Document layout analysis data
>>>

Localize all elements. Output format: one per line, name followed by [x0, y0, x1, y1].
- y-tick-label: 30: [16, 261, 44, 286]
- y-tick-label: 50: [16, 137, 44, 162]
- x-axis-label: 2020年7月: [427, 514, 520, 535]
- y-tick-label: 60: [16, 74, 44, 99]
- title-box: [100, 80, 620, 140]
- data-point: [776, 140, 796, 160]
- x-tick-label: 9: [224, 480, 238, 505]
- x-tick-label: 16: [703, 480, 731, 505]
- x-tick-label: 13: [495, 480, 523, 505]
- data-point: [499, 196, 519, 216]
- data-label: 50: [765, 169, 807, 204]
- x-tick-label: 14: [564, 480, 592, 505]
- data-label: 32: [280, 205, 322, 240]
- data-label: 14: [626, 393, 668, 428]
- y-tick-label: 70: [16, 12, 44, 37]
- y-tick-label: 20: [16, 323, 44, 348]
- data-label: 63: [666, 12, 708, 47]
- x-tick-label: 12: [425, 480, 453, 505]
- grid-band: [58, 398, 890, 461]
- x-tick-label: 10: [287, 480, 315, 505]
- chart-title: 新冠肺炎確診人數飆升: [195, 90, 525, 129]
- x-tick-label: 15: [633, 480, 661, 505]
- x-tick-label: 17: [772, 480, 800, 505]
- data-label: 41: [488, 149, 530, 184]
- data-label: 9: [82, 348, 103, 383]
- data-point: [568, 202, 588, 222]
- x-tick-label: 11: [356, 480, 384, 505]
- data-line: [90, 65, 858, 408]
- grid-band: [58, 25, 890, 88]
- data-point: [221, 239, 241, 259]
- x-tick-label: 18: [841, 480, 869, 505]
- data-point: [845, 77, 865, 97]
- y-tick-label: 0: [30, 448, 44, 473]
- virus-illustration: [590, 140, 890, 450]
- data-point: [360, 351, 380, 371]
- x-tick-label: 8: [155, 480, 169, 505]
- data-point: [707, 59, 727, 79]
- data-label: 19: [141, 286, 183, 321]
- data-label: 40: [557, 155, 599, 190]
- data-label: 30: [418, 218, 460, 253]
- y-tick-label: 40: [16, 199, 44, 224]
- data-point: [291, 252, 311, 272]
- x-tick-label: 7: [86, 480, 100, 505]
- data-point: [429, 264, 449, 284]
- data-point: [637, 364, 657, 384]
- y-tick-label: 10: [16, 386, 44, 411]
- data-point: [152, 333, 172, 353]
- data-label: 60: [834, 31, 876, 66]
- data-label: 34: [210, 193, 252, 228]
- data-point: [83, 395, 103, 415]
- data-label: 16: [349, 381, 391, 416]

<<<

Your instructions: Scan the data for lines containing "title" and copy all of them.

Solved exercise:
- title-box: [100, 80, 620, 140]
- chart-title: 新冠肺炎確診人數飆升: [195, 90, 525, 129]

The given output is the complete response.